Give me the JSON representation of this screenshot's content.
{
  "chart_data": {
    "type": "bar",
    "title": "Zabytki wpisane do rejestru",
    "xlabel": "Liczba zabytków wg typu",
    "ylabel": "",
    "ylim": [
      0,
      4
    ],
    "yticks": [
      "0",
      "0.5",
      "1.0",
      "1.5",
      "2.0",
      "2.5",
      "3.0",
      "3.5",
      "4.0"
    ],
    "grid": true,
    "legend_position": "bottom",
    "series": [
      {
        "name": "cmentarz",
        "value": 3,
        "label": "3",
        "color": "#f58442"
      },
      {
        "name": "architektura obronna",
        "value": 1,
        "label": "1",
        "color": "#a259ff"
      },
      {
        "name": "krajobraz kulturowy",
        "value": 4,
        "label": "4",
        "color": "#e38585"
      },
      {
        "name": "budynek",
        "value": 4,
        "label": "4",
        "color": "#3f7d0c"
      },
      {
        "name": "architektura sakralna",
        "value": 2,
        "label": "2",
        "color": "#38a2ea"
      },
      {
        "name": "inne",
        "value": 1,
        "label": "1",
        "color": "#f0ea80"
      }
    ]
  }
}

● ● ●

[What is expected]: The records above should be restated word for word, please.

[Result below]:
Give me the JSON representation of this screenshot's content.
{
  "chart_data": {
    "type": "bar",
    "title": "Zabytki wpisane do rejestru",
    "xlabel": "Liczba zabytków wg typu",
    "ylabel": "",
    "ylim": [
      0,
      4
    ],
    "yticks": [
      "0",
      "0.5",
      "1.0",
      "1.5",
      "2.0",
      "2.5",
      "3.0",
      "3.5",
      "4.0"
    ],
    "grid": true,
    "legend_position": "bottom",
    "series": [
      {
        "name": "cmentarz",
        "value": 3,
        "label": "3",
        "color": "#f58442"
      },
      {
        "name": "architektura obronna",
        "value": 1,
        "label": "1",
        "color": "#a259ff"
      },
      {
        "name": "krajobraz kulturowy",
        "value": 4,
        "label": "4",
        "color": "#e38585"
      },
      {
        "name": "budynek",
        "value": 4,
        "label": "4",
        "color": "#3f7d0c"
      },
      {
        "name": "architektura sakralna",
        "value": 2,
        "label": "2",
        "color": "#38a2ea"
      },
      {
        "name": "inne",
        "value": 1,
        "label": "1",
        "color": "#f0ea80"
      }
    ]
  }
}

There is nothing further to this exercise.